INSTRUCTION A ::
Translate this sentence from the floor and ceiling exercise into Spanish: "Let $n$ be an integer, and let $x$ be a real number."

Exercise 3. [M10] Let $n$ be an integer, and let $x$ be a real number. Prove that

a) $\lfloor x \rfloor < n$ if and only if $x < n$;

b) $n \le \lfloor x \rfloor$ if and only if $n \le x$;

c) $\lfloor x \rfloor \le n$ if and only if $x < n+1$;

d) $n < \lceil x \rceil$ if and only if $n < x$;

e) $\lfloor x \rfloor = n$ if and only if $n \le x < n+1$, and if and only if $n-1 < x \le n$;

f) $\lceil x \rceil = n$ if and only if $x-1 < n \le x$, and if and only if $x \le n < x+1$.

[These formulas are the most important tools for proving facts about $\lfloor x \rfloor$ and $\lceil x \rceil$.]

Verified: no
Solve time: 5m11s

Let

$$ \lfloor x\rfloor \le x < \lfloor x\rfloor+1, $$

and recall that $\lfloor x\rfloor$ is the greatest integer not exceeding $x$. We shall also use

$$ \lceil x\rceil=-\lfloor -x\rfloor . $$

(a) $\lfloor x\rfloor<n$ if and only if $x<n$

Assume $\lfloor x\rfloor<n$. Since $\lfloor x\rfloor$ and $n$ are integers,

$$ \lfloor x\rfloor+1\le n. $$

Because $x<\lfloor x\rfloor+1$,

$$ x<\lfloor x\rfloor+1\le n, $$

hence $x<n$.

INSTRUCTION B ::
Put everything from the start of the records down to the line containing "2098, 1004, 2128]" into a JSON list of strings, one string per line, skipping blank lines.

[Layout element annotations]
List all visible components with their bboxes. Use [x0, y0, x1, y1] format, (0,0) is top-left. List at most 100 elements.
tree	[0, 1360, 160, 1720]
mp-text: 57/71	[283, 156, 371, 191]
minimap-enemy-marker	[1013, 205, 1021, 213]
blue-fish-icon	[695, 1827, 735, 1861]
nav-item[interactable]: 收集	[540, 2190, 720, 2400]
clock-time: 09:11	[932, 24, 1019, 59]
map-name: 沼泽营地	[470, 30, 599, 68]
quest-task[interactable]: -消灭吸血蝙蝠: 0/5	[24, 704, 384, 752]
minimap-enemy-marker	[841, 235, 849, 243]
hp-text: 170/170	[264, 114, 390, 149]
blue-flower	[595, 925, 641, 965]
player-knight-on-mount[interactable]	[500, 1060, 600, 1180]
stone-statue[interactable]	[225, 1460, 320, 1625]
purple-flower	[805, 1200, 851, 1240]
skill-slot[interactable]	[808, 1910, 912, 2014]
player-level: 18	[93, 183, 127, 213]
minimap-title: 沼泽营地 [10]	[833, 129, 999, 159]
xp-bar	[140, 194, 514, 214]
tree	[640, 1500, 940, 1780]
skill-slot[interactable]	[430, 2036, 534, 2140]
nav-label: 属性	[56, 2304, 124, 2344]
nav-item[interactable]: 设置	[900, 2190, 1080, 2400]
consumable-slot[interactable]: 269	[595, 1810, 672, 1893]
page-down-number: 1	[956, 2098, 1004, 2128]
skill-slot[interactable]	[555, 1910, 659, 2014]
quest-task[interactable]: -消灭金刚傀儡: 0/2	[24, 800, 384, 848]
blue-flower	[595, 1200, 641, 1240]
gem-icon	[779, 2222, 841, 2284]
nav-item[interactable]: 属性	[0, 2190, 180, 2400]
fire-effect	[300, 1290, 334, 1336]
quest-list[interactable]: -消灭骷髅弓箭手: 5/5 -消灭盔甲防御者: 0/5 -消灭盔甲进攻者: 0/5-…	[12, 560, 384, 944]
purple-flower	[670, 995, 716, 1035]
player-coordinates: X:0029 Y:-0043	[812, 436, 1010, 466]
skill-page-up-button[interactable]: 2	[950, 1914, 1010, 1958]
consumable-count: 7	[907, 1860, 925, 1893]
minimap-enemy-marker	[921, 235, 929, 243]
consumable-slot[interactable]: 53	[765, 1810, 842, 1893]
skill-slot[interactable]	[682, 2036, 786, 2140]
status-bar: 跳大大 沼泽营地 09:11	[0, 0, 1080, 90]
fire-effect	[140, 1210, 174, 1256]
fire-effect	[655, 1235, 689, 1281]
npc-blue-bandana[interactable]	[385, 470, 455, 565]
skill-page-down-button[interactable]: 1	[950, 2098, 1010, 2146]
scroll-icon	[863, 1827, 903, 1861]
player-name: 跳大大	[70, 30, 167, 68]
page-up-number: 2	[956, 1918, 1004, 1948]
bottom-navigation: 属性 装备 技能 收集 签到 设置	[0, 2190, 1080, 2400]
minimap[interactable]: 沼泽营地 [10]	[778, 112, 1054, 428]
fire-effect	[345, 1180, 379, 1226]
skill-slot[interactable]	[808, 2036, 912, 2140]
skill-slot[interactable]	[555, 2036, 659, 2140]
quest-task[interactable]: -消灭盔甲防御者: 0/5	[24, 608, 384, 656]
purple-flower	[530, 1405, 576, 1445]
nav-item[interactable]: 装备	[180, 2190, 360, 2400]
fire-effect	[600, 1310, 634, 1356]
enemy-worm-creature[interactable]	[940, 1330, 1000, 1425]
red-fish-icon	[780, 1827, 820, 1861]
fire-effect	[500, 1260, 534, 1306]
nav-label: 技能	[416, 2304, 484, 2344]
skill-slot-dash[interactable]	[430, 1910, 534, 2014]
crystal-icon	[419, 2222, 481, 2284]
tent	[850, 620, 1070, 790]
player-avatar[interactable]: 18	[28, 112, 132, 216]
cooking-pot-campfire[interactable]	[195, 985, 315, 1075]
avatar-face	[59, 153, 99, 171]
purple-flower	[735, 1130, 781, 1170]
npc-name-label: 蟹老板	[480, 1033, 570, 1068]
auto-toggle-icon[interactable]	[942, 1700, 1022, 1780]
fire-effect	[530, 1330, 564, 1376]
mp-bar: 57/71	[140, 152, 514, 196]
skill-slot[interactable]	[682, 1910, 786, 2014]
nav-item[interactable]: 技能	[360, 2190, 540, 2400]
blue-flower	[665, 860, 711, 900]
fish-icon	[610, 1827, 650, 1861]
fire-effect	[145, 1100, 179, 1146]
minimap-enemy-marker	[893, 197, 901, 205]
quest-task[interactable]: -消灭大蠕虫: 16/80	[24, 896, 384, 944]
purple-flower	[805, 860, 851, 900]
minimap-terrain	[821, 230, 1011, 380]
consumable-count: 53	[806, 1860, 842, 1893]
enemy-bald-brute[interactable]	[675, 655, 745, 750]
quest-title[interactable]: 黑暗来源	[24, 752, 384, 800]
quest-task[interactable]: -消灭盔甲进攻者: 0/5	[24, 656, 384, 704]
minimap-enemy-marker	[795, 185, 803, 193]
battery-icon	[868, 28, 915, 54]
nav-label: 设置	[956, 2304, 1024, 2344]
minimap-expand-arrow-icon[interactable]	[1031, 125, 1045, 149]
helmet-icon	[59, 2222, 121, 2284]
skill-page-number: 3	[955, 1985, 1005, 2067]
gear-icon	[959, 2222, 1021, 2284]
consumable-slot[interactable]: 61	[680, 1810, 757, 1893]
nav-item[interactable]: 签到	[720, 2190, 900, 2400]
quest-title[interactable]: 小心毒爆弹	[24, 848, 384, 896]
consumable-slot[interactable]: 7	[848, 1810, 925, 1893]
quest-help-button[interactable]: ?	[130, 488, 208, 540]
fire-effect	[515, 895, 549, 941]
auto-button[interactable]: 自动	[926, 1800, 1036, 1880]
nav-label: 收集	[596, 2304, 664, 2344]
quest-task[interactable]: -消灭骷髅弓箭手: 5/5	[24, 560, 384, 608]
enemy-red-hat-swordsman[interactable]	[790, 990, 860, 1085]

TASK RESULT A ::
Sea $n$ un número entero y sea $x$ un número real.

TASK RESULT B ::
[
  "List all visible components with their bboxes. Use [x0, y0, x1, y1] format, (0,0) is top-left. List at most 100 elements.",
  "tree\t[0, 1360, 160, 1720]",
  "mp-text: 57/71\t[283, 156, 371, 191]",
  "minimap-enemy-marker\t[1013, 205, 1021, 213]",
  "blue-fish-icon\t[695, 1827, 735, 1861]",
  "nav-item[interactable]: 收集\t[540, 2190, 720, 2400]",
  "clock-time: 09:11\t[932, 24, 1019, 59]",
  "map-name: 沼泽营地\t[470, 30, 599, 68]",
  "quest-task[interactable]: -消灭吸血蝙蝠: 0/5\t[24, 704, 384, 752]",
  "minimap-enemy-marker\t[841, 235, 849, 243]",
  "hp-text: 170/170\t[264, 114, 390, 149]",
  "blue-flower\t[595, 925, 641, 965]",
  "player-knight-on-mount[interactable]\t[500, 1060, 600, 1180]",
  "stone-statue[interactable]\t[225, 1460, 320, 1625]",
  "purple-flower\t[805, 1200, 851, 1240]",
  "skill-slot[interactable]\t[808, 1910, 912, 2014]",
  "player-level: 18\t[93, 183, 127, 213]",
  "minimap-title: 沼泽营地 [10]\t[833, 129, 999, 159]",
  "xp-bar\t[140, 194, 514, 214]",
  "tree\t[640, 1500, 940, 1780]",
  "skill-slot[interactable]\t[430, 2036, 534, 2140]",
  "nav-label: 属性\t[56, 2304, 124, 2344]",
  "nav-item[interactable]: 设置\t[900, 2190, 1080, 2400]",
  "consumable-slot[interactable]: 269\t[595, 1810, 672, 1893]",
  "page-down-number: 1\t[956, 2098, 1004, 2128]"
]